The task:
Say how many lines hold the string "road"; please write nothing but the number.

Record extracts:

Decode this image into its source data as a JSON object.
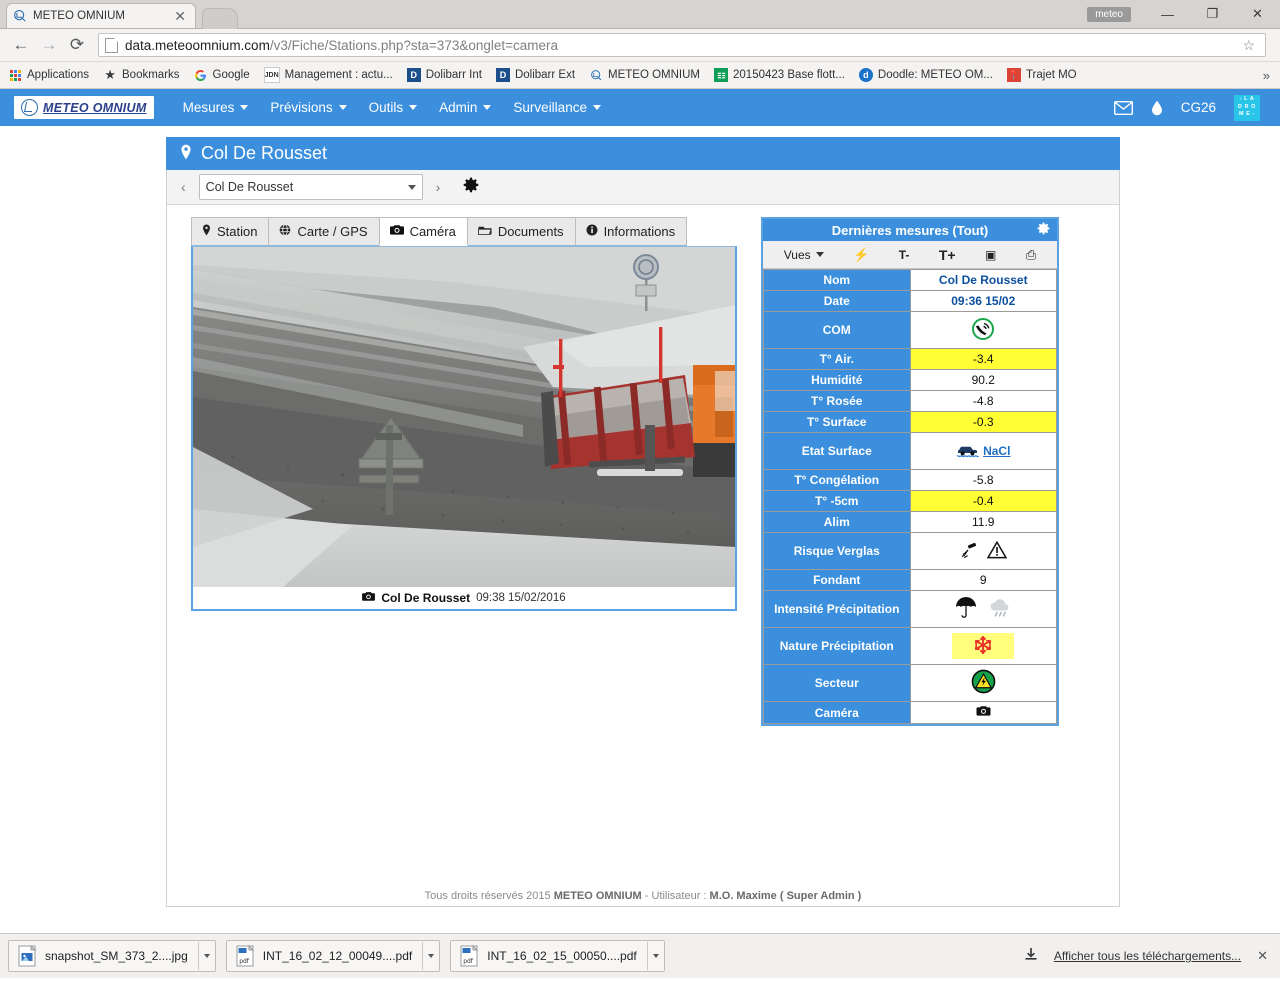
{
  "browser": {
    "tab_title": "METEO OMNIUM",
    "tab_close": "✕",
    "url_main": "data.meteoomnium.com",
    "url_rest": "/v3/Fiche/Stations.php?sta=373&onglet=camera",
    "back_icon": "←",
    "forward_icon": "→",
    "reload_icon": "⟳",
    "star_icon": "☆",
    "window_title_pill": "meteo",
    "minimize": "—",
    "maximize": "❐",
    "close": "✕",
    "bookmarks": [
      {
        "label": "Applications",
        "icon": "apps-grid-icon"
      },
      {
        "label": "Bookmarks",
        "icon": "star-icon"
      },
      {
        "label": "Google",
        "icon": "google-icon"
      },
      {
        "label": "Management : actu...",
        "icon": "jdn-icon"
      },
      {
        "label": "Dolibarr Int",
        "icon": "dolibarr-icon"
      },
      {
        "label": "Dolibarr Ext",
        "icon": "dolibarr-icon"
      },
      {
        "label": "METEO OMNIUM",
        "icon": "meteo-icon"
      },
      {
        "label": "20150423 Base flott...",
        "icon": "sheets-icon"
      },
      {
        "label": "Doodle: METEO OM...",
        "icon": "doodle-icon"
      },
      {
        "label": "Trajet MO",
        "icon": "maps-pin-icon"
      }
    ],
    "bookmarks_overflow": "»"
  },
  "appbar": {
    "brand": "METEO OMNIUM",
    "menu": [
      {
        "label": "Mesures",
        "caret": true
      },
      {
        "label": "Prévisions",
        "caret": true
      },
      {
        "label": "Outils",
        "caret": true
      },
      {
        "label": "Admin",
        "caret": true
      },
      {
        "label": "Surveillance",
        "caret": true
      }
    ],
    "mail_icon": "envelope-icon",
    "drop_icon": "water-drop-icon",
    "user": "CG26",
    "drome_logo_lines": [
      "- L A",
      "D R O",
      "M E -"
    ],
    "accent_color": "#3b8fdd"
  },
  "panel": {
    "title": "Col De Rousset",
    "pin_icon": "map-pin-icon",
    "prev": "‹",
    "next": "›",
    "station_selected": "Col De Rousset",
    "settings_icon": "gear-icon"
  },
  "tabs": [
    {
      "label": "Station",
      "icon": "pin-icon",
      "active": false
    },
    {
      "label": "Carte / GPS",
      "icon": "globe-icon",
      "active": false
    },
    {
      "label": "Caméra",
      "icon": "camera-icon",
      "active": true
    },
    {
      "label": "Documents",
      "icon": "folder-icon",
      "active": false
    },
    {
      "label": "Informations",
      "icon": "info-icon",
      "active": false
    }
  ],
  "camera": {
    "caption_name": "Col De Rousset",
    "caption_time": "09:38 15/02/2016",
    "caption_icon": "camera-icon",
    "scene": "snowy-mountain-road-with-snowplow"
  },
  "measures": {
    "title": "Dernières mesures (Tout)",
    "gear_icon": "gear-icon",
    "toolbar": [
      {
        "label": "Vues",
        "name": "views-dropdown",
        "caret": true
      },
      {
        "label": "⚡",
        "name": "lightning-icon"
      },
      {
        "label": "T-",
        "name": "font-decrease-icon"
      },
      {
        "label": "T+",
        "name": "font-increase-icon"
      },
      {
        "label": "▣",
        "name": "export-excel-icon"
      },
      {
        "label": "⎙",
        "name": "print-icon"
      }
    ],
    "rows": [
      {
        "label": "Nom",
        "value": "Col De Rousset",
        "bold": true,
        "highlight": false
      },
      {
        "label": "Date",
        "value": "09:36 15/02",
        "bold": true,
        "highlight": false
      },
      {
        "label": "COM",
        "value": "",
        "icon": "phone-signal-ok-icon",
        "highlight": false
      },
      {
        "label": "T° Air.",
        "value": "-3.4",
        "highlight": true
      },
      {
        "label": "Humidité",
        "value": "90.2",
        "highlight": false
      },
      {
        "label": "T° Rosée",
        "value": "-4.8",
        "highlight": false
      },
      {
        "label": "T° Surface",
        "value": "-0.3",
        "highlight": true
      },
      {
        "label": "Etat Surface",
        "value": "NaCl",
        "icon": "car-wet-road-icon",
        "highlight": false
      },
      {
        "label": "T° Congélation",
        "value": "-5.8",
        "highlight": false
      },
      {
        "label": "T° -5cm",
        "value": "-0.4",
        "highlight": true
      },
      {
        "label": "Alim",
        "value": "11.9",
        "highlight": false
      },
      {
        "label": "Risque Verglas",
        "value": "",
        "icon": "slippery-warning-icon",
        "highlight": false
      },
      {
        "label": "Fondant",
        "value": "9",
        "highlight": false
      },
      {
        "label": "Intensité Précipitation",
        "value": "",
        "icon": "umbrella-rain-icon",
        "highlight": false
      },
      {
        "label": "Nature Précipitation",
        "value": "",
        "icon": "snowflake-icon",
        "highlight": false
      },
      {
        "label": "Secteur",
        "value": "",
        "icon": "warning-green-icon",
        "highlight": false
      },
      {
        "label": "Caméra",
        "value": "",
        "icon": "camera-icon",
        "highlight": false
      }
    ]
  },
  "footer": {
    "text_a": "Tous droits réservés 2015 ",
    "brand": "METEO OMNIUM",
    "text_b": " - Utilisateur : ",
    "user": "M.O. Maxime ( Super Admin )"
  },
  "downloads": {
    "items": [
      {
        "name": "snapshot_SM_373_2....jpg",
        "type": "jpg"
      },
      {
        "name": "INT_16_02_12_00049....pdf",
        "type": "pdf"
      },
      {
        "name": "INT_16_02_15_00050....pdf",
        "type": "pdf"
      }
    ],
    "show_all": "Afficher tous les téléchargements...",
    "download_icon": "download-icon",
    "close": "✕"
  }
}
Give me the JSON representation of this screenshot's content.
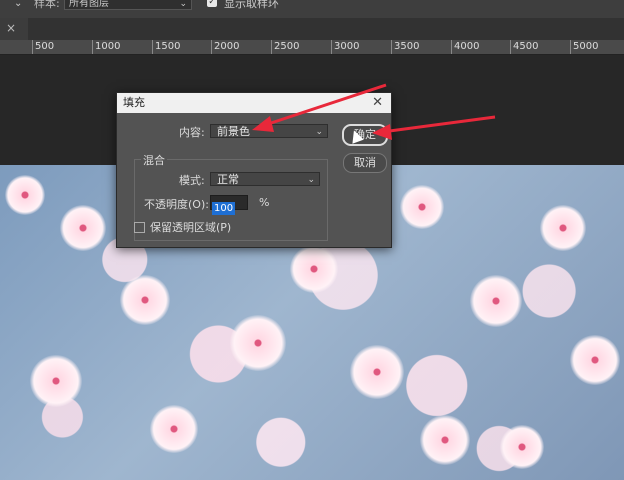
{
  "options_bar": {
    "sample_label": "样本:",
    "sample_value": "所有图层",
    "show_sampling_ring_label": "显示取样环"
  },
  "ruler": {
    "ticks": [
      "500",
      "1000",
      "1500",
      "2000",
      "2500",
      "3000",
      "3500",
      "4000",
      "4500",
      "5000"
    ]
  },
  "dialog": {
    "title": "填充",
    "content_label": "内容:",
    "content_value": "前景色",
    "blend_group_title": "混合",
    "mode_label": "模式:",
    "mode_value": "正常",
    "opacity_label": "不透明度(O):",
    "opacity_value": "100",
    "opacity_unit": "%",
    "preserve_transparency_label": "保留透明区域(P)",
    "ok_label": "确定",
    "cancel_label": "取消"
  },
  "colors": {
    "annotation_arrow": "#e8283a",
    "dialog_bg": "#535353",
    "selection_blue": "#1e6fd4"
  }
}
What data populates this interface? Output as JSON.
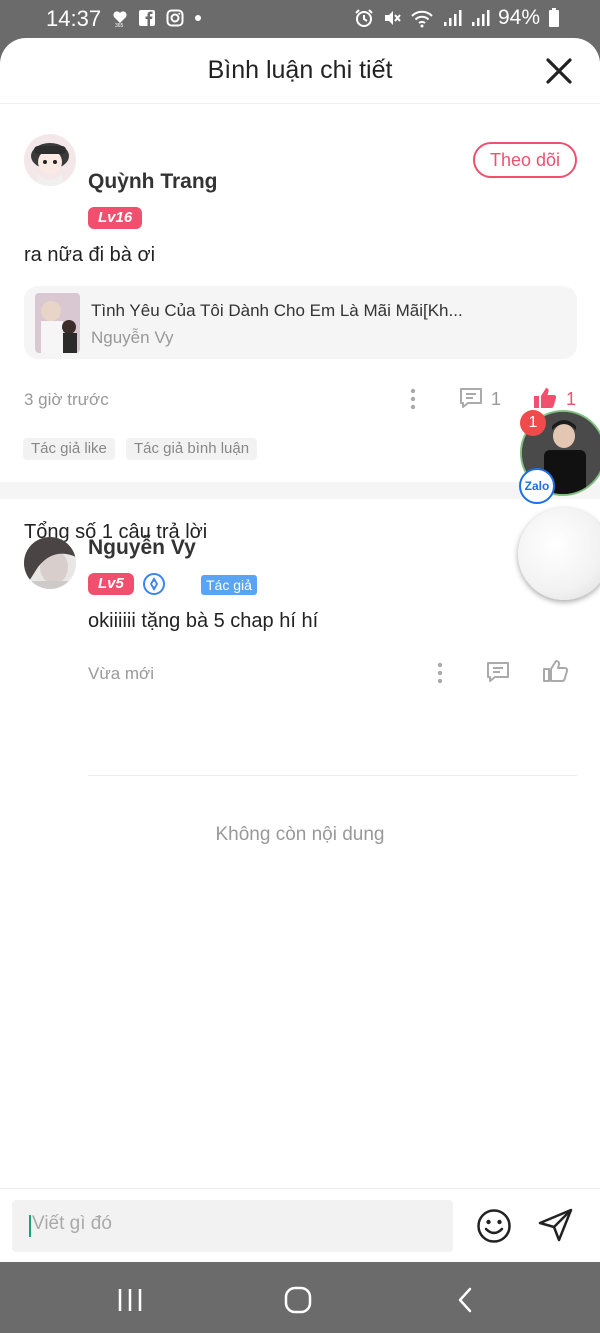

Exercise output:
2